**Direction**
For each line below that includes the word "государственной", make a copy.
-- begin Material to process --
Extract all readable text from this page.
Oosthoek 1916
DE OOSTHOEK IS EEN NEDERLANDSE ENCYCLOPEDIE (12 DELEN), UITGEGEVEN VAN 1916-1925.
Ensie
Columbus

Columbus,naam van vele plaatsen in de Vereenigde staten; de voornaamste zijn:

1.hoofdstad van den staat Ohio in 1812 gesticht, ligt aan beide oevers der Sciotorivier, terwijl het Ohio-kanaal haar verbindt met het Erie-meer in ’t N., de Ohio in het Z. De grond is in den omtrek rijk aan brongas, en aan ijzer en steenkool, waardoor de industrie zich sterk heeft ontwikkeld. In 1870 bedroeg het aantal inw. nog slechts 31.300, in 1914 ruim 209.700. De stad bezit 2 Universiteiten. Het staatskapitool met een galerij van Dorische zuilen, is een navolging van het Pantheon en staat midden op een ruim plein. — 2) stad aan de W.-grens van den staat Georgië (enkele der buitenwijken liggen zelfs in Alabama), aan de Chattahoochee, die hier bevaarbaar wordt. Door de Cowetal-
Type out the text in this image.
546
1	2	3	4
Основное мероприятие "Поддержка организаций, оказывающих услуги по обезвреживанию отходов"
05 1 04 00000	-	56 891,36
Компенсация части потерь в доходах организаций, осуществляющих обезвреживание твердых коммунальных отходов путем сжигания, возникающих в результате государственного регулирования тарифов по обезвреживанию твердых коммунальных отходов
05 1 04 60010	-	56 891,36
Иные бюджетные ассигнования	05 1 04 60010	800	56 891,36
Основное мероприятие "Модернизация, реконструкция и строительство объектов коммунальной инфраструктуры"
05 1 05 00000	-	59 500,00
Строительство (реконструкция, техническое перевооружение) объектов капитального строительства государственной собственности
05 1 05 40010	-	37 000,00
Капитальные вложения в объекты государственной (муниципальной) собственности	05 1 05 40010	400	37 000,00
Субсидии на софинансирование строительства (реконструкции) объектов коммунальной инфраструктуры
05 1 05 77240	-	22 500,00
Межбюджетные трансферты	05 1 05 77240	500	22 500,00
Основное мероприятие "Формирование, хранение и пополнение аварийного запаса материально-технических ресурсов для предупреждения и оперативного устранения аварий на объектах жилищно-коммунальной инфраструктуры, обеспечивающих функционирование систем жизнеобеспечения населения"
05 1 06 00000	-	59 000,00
-- end Material to process --
**Solved exercise**
Строительство (реконструкция, техническое перевооружение) объектов капитального строительства государственной собственности
Капитальные вложения в объекты государственной (муниципальной) собственности	05 1 05 40010	400	37 000,00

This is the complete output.